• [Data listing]
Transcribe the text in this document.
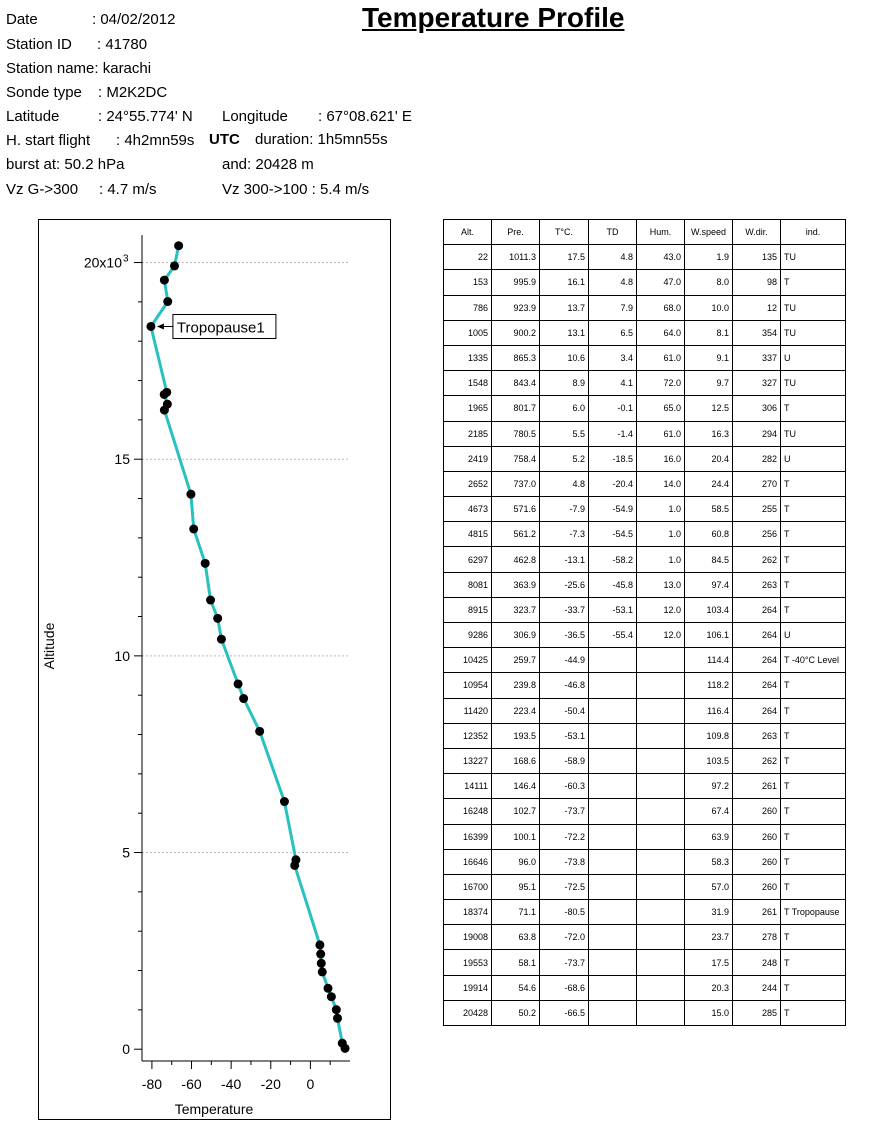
Temperature Profile
Date	: 04/02/2012
Station ID : 41780
Station name: karachi
Sonde type : M2K2DC
Latitude	: 24°55.774' N Longitude : 67°08.621' E
H. start flight : 4h2mn59s UTC duration: 1h5mn55s
burst at: 50.2 hPa	and: 20428 m
Vz G->300 : 4.7 m/s	Vz 300->100 : 5.4 m/s
0
5
10
15
20x10 3
-80 -60 -40 -20 0
Tropopause1
Temperature
Altitude
Alt.	Pre.	T°C.	TD	Hum.	W.speed	W.dir.	ind.
22	1011.3	17.5	4.8	43.0	1.9	135	TU
153	995.9	16.1	4.8	47.0	8.0	98	T
786	923.9	13.7	7.9	68.0	10.0	12	TU
1005	900.2	13.1	6.5	64.0	8.1	354	TU
1335	865.3	10.6	3.4	61.0	9.1	337	U
1548	843.4	8.9	4.1	72.0	9.7	327	TU
1965	801.7	6.0	-0.1	65.0	12.5	306	T
2185	780.5	5.5	-1.4	61.0	16.3	294	TU
2419	758.4	5.2	-18.5	16.0	20.4	282	U
2652	737.0	4.8	-20.4	14.0	24.4	270	T
4673	571.6	-7.9	-54.9	1.0	58.5	255	T
4815	561.2	-7.3	-54.5	1.0	60.8	256	T
6297	462.8	-13.1	-58.2	1.0	84.5	262	T
8081	363.9	-25.6	-45.8	13.0	97.4	263	T
8915	323.7	-33.7	-53.1	12.0	103.4	264	T
9286	306.9	-36.5	-55.4	12.0	106.1	264	U
10425	259.7	-44.9			114.4	264	T -40°C Level
10954	239.8	-46.8			118.2	264	T
11420	223.4	-50.4			116.4	264	T
12352	193.5	-53.1			109.8	263	T
13227	168.6	-58.9			103.5	262	T
14111	146.4	-60.3			97.2	261	T
16248	102.7	-73.7			67.4	260	T
16399	100.1	-72.2			63.9	260	T
16646	96.0	-73.8			58.3	260	T
16700	95.1	-72.5			57.0	260	T
18374	71.1	-80.5			31.9	261	T Tropopause
19008	63.8	-72.0			23.7	278	T
19553	58.1	-73.7			17.5	248	T
19914	54.6	-68.6			20.3	244	T
20428	50.2	-66.5			15.0	285	T
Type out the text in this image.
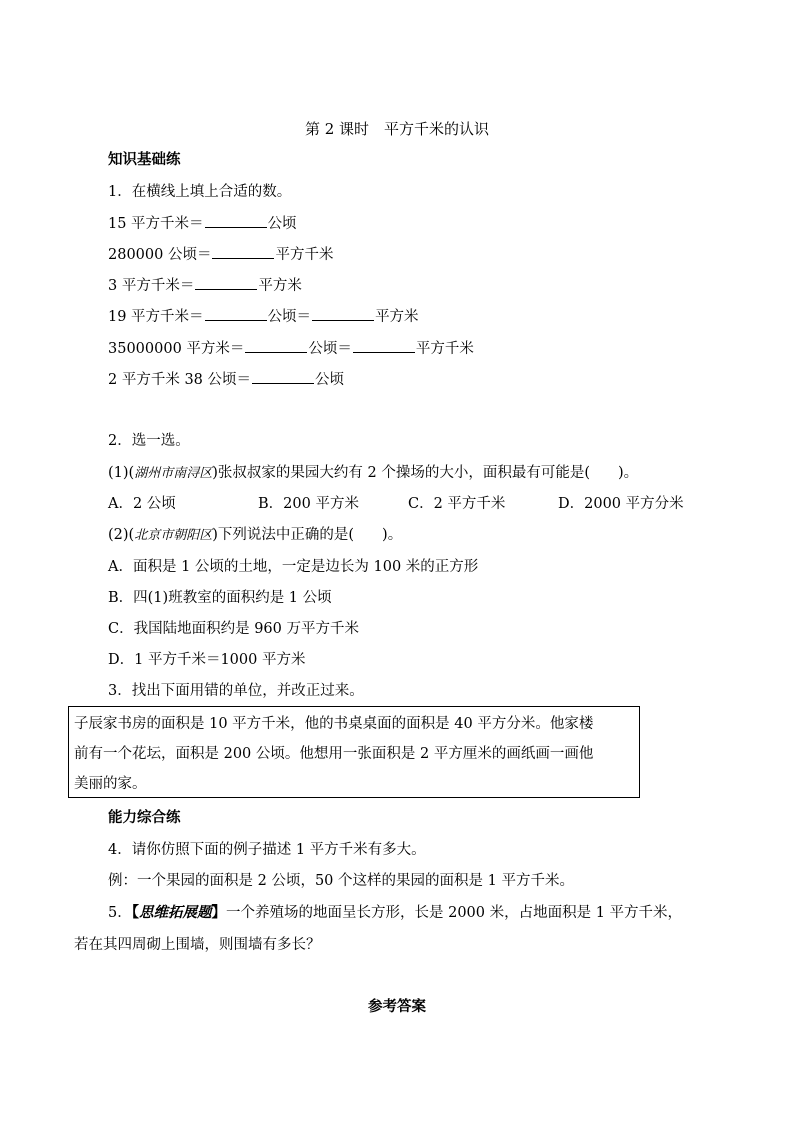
第 2 课时　平方千米的认识
知识基础练
1．在横线上填上合适的数。
15 平方千米＝	公顷
280000 公顷＝	平方千米
3 平方千米＝	平方米
19 平方千米＝	公顷＝	平方米
35000000 平方米＝	公顷＝	平方千米
2 平方千米 38 公顷＝	公顷
2．选一选。
(1)(湖州市南浔区)张叔叔家的果园大约有 2 个操场的大小，面积最有可能是( )。
A．2 公顷	B．200 平方米	C．2 平方千米	D．2000 平方分米
(2)(北京市朝阳区)下列说法中正确的是( )。
A．面积是 1 公顷的土地，一定是边长为 100 米的正方形
B．四(1)班教室的面积约是 1 公顷
C．我国陆地面积约是 960 万平方千米
D．1 平方千米＝1000 平方米
3．找出下面用错的单位，并改正过来。
子辰家书房的面积是 10 平方千米，他的书桌桌面的面积是 40 平方分米。他家楼
前有一个花坛，面积是 200 公顷。他想用一张面积是 2 平方厘米的画纸画一画他
美丽的家。
能力综合练
4．请你仿照下面的例子描述 1 平方千米有多大。
例：一个果园的面积是 2 公顷，50 个这样的果园的面积是 1 平方千米。
5．【思维拓展题】一个养殖场的地面呈长方形，长是 2000 米，占地面积是 1 平方千米，
若在其四周砌上围墙，则围墙有多长？
参考答案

• [Problem to work on] Show every line in the entries where the string "this" occurs.

• [Answer below]
Transcribe the text in this document.
Type out the text in this image.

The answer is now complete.